As the first day of the strike began, it became obvious that the divisions within the student body remained. “The previous night’s fiasco had proved little except the existence of the people concerned. There was almost no cooperation between opposing factions and nothing constructive was being accomplished,” wrote one student. Even though the students had agreed to strike the night before, the vast majority still attended classes the next day, to the annoyance of the radical factions. No academic amnesty had been granted and failed classes could expose students to the draft – for many, these stakes proved too high despite their political leanings.
Even those fully committed to the cause questioned the method: “The complaints of these students were political rather than academic; therefore, a protest which disrupted the academic system of which they are voluntarily a part seems misdirected,” argued one student. When only 350 students showed up to the Tuesday morning meetings, many concluded that “it looked pretty much as if the Dickinson strike was over before it began.”
The students who did attend these meetings began drafting the objectives of the strike. At the 11 am meeting, this assembly listed the immediate U.S. withdrawal from Southeast Asia, the release of all political prisoners, the severing of ties between the College and the Pentagon through the abolishment of ROTC, and academic amnesty for striking students. The students also agreed to plan a march on the War College for Friday to coincide with the visit of General William Westmoreland, the former leader of the US army in Southeast Asia, for VE day ceremonies and the dedication of the Bradley Museum. “We were fortunate in having the War College here because it was a clear, obvious symbol of the U.S. military,” remembers Pierce Bounds, “that’s where they send all their best and brightest colonels to learn the arts of war.”
Later at 2 pm, the student assembly met once more and formed committees. They announced that a general assembly would be held on Wednesday to vote on a referendum to determine the aims of the strike, in hopes of moderating some more radical proposals to “be palatable to the student body.”

DATA LINES:
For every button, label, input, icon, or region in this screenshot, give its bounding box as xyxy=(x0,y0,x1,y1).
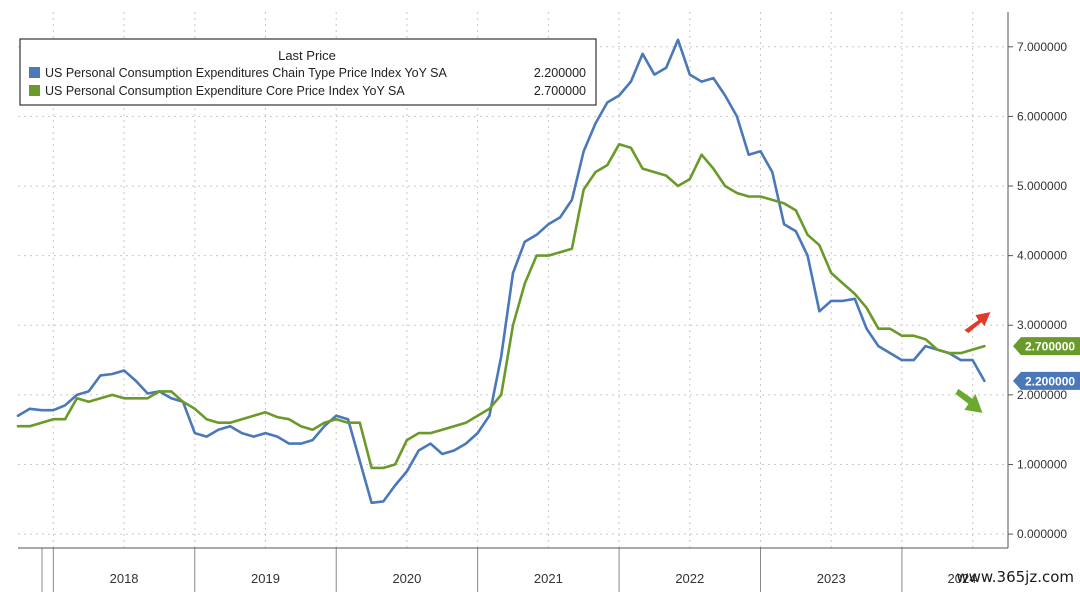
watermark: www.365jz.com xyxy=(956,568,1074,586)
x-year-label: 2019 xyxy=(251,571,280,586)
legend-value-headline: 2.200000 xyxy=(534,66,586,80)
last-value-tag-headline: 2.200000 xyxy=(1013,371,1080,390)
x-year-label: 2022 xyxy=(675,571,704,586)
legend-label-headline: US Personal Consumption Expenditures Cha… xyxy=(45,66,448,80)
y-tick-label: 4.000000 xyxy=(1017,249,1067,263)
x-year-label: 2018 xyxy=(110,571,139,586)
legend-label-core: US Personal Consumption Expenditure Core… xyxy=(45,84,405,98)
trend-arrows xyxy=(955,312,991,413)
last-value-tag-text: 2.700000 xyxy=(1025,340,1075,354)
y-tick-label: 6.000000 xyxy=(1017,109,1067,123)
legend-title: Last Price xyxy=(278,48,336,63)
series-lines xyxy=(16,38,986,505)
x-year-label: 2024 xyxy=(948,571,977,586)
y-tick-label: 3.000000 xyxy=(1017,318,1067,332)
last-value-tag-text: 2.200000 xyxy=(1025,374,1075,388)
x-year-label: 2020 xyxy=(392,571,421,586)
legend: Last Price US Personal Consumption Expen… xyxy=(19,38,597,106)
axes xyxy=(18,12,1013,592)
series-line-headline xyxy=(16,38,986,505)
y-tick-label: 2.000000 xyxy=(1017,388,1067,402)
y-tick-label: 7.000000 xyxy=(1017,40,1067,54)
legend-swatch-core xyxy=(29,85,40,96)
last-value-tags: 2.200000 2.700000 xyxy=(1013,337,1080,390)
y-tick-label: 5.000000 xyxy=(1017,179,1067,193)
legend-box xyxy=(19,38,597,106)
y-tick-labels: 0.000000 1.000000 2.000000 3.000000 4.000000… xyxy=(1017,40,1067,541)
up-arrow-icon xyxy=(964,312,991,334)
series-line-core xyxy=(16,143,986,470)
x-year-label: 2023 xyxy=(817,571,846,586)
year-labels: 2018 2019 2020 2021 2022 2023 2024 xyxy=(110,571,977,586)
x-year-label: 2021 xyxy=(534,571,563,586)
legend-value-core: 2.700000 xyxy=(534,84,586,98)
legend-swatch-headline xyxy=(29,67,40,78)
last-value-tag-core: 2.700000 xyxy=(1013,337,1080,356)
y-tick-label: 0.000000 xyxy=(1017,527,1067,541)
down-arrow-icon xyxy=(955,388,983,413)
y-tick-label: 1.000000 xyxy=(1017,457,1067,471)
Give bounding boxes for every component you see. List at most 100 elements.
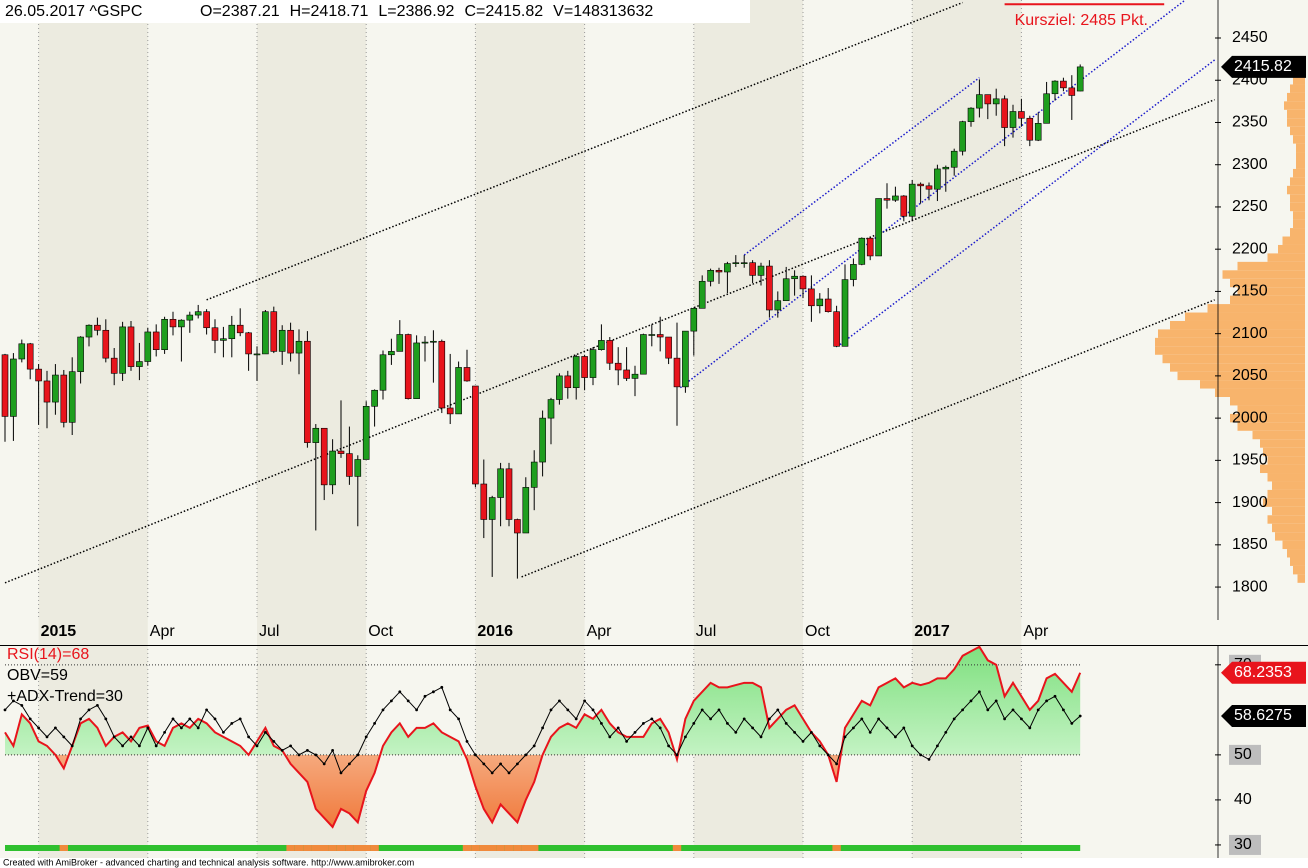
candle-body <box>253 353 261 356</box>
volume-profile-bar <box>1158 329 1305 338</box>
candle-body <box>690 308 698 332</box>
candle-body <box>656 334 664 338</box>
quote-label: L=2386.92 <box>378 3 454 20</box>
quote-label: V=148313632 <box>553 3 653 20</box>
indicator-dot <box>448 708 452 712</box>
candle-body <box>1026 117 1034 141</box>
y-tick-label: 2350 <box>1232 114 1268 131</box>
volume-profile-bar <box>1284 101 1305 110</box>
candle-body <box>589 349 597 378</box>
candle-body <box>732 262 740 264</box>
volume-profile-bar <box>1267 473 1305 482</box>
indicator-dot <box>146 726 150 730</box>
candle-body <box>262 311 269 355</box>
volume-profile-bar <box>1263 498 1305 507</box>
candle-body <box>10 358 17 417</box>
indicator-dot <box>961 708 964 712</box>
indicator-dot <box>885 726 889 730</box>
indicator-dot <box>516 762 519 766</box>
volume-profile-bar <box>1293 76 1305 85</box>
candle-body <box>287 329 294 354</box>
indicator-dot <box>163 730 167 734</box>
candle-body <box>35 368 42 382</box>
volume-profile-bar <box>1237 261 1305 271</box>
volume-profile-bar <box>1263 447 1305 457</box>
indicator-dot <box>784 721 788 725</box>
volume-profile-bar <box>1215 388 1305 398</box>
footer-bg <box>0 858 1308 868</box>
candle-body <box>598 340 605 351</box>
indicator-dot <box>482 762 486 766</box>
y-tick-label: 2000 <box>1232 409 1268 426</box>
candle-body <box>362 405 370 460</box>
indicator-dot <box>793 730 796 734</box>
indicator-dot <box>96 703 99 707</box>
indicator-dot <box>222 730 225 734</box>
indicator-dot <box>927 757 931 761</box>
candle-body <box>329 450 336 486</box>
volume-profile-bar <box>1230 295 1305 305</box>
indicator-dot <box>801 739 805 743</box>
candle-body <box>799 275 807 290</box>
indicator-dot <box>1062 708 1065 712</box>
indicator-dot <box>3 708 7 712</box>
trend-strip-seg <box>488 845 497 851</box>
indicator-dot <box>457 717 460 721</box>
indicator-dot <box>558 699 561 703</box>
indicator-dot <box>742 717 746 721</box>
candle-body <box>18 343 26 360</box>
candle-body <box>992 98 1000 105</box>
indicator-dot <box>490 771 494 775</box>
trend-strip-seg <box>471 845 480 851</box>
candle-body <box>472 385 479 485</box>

TASKS:
a. Name every objective of the strike that the assembly listed at the 11 am meeting, according to the account of the Dickinson student strike.
b. Carry on the account of the Dickinson student strike, beginning after its final sentence.

THE REPLIES:
a.
- Immediate U.S. withdrawal from Southeast Asia
- Release of all political prisoners
- Severing of ties between the College and the Pentagon through the abolishment of ROTC
- Academic amnesty for striking students

b.
While some students built coalitions, the growing frustration of the fringe erupted into an unplanned sit-in around the inside and outside of Denny Hall. Alumnus Edward Guido remembers that the most extreme of this faction wanted to burn the building to the ground, recalling one of his Fraternity brothers who was highly influenced by Marxism telling him, “This is ridiculous, this is the time, this is the revolution, I’m going to take to the streets, property means nothing… we got to burn down Denny to show that property is irrelevant.” While some radicals flirted with actual destruction, most claimed the purpose of the sit in was to give students missing class an excuse and therefore avoid academic consequences. “This reasoning seems to lose weight when one realizes that by this time of day, most classes for the day were over. It seems to have been a move by the radical students to claim the support of the more moderate element, whose support they realized they had lost the evening before,” noted one student.
Regardless of the intent, few students or professors were actually affected. Vickie Kuhn, a secretary for the Political Science Department, recalled that they let her pass into the building without any trouble: “We thought they were probably just trying to make a statement, you know just be out front and make their feelings known about the war and everything,” Kuhn remembers. The sit-in attracted a considerable audience, who watched the “unorganized, unruly, and at times obscene” protesters from the Academic Quad.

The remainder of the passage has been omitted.